Problem description =>
Work through the records below and tally every line containing "получения". Reply with the total alone.

Recorded data:
○ ○ ○ ○ ○ ○ ○

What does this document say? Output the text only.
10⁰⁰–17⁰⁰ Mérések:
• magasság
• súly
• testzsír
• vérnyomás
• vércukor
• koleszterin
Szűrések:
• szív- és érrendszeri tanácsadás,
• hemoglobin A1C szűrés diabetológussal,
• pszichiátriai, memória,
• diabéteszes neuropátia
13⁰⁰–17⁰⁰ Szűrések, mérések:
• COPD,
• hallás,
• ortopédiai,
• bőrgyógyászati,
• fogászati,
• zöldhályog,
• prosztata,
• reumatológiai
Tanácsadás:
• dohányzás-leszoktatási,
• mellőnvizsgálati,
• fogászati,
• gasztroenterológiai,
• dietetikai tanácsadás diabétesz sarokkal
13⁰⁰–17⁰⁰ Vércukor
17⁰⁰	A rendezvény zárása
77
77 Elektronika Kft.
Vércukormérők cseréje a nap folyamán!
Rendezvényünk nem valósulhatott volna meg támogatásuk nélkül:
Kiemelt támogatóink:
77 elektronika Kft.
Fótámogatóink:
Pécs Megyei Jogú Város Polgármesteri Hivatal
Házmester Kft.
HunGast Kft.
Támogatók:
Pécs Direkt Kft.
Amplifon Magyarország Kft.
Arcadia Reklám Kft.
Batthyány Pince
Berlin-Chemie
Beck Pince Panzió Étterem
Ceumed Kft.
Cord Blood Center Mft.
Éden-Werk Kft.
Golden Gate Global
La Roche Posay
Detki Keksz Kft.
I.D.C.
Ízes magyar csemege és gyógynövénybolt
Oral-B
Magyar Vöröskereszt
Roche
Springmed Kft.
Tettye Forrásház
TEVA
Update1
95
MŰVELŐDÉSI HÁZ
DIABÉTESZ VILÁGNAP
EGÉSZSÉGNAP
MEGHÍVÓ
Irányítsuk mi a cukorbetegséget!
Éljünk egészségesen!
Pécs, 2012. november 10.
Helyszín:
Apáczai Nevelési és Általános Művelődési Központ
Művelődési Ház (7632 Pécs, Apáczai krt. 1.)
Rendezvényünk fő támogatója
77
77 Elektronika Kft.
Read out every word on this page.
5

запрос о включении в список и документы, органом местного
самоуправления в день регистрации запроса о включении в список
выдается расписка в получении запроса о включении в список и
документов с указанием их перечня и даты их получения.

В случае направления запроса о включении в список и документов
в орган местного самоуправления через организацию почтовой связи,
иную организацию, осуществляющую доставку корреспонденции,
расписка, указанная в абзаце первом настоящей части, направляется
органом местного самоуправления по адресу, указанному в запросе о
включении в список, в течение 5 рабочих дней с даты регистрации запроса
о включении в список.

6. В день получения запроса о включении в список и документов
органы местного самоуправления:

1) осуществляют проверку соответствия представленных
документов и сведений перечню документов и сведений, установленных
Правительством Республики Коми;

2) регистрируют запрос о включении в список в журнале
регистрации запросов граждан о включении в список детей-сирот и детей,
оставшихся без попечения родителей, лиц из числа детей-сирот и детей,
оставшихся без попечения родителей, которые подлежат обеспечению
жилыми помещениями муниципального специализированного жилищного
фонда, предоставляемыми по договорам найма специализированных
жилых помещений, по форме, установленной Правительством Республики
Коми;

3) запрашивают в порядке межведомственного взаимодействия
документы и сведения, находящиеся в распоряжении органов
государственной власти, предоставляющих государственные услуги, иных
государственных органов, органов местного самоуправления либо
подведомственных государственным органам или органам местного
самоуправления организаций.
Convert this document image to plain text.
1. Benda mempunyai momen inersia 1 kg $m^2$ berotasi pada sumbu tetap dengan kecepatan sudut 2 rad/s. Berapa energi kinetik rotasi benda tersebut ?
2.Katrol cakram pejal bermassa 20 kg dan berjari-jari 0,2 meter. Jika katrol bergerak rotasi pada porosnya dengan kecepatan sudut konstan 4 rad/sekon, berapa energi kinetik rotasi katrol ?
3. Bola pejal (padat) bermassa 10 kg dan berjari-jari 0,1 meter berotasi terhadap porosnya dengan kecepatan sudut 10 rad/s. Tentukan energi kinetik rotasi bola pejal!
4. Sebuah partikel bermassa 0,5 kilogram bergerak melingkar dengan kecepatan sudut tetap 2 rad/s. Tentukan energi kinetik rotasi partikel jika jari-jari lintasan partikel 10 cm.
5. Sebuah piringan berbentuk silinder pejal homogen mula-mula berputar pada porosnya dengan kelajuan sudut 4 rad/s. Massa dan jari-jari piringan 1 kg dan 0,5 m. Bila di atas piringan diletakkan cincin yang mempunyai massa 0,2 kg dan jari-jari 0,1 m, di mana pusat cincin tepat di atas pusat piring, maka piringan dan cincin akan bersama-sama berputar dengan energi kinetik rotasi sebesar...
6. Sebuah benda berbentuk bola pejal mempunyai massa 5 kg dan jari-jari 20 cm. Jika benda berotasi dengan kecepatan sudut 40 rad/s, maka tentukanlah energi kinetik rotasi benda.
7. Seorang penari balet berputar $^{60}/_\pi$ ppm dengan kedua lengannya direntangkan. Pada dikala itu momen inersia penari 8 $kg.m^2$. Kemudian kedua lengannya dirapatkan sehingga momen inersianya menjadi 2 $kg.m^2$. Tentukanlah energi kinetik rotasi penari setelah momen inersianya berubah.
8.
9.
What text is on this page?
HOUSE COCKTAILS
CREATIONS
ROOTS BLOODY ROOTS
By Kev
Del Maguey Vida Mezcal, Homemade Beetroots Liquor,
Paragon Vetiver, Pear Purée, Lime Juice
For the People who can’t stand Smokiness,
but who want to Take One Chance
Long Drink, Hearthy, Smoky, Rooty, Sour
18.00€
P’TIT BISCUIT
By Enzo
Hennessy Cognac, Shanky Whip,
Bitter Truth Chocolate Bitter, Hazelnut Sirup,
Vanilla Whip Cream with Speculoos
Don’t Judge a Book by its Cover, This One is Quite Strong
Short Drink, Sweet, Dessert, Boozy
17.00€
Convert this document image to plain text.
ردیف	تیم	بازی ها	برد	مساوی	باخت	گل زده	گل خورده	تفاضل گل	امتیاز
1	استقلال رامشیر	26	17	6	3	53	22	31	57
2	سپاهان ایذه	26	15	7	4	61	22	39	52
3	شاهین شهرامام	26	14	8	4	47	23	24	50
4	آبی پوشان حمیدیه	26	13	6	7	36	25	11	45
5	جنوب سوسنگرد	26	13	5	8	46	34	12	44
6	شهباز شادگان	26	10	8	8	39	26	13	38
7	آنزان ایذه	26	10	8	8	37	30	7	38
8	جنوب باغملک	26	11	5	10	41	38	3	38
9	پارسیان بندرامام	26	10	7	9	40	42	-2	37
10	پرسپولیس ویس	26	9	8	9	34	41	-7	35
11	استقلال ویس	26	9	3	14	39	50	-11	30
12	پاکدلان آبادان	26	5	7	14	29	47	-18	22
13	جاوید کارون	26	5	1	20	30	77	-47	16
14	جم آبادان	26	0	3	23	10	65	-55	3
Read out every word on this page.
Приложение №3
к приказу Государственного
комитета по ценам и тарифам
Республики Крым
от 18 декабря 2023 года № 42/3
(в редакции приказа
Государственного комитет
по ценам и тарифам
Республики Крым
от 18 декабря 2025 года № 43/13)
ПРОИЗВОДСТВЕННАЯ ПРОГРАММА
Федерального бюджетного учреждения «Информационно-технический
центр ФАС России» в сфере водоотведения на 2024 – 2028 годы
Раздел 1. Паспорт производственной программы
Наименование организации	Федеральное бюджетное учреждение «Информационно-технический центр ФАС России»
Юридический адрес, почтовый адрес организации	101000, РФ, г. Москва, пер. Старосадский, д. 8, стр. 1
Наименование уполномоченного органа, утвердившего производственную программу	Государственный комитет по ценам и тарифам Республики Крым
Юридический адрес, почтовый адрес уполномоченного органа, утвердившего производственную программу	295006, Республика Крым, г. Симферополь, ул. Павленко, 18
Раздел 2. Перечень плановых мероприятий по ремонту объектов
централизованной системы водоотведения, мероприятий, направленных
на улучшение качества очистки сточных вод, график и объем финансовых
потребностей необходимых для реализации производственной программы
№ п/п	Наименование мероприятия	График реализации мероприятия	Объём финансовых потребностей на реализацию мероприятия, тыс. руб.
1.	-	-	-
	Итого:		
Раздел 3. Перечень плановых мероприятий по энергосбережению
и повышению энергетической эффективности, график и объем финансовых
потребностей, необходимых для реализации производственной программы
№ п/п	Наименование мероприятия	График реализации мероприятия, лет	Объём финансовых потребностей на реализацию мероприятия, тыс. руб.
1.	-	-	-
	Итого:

○ ○ ○ ○ ○ ○ ○

Reply =>
2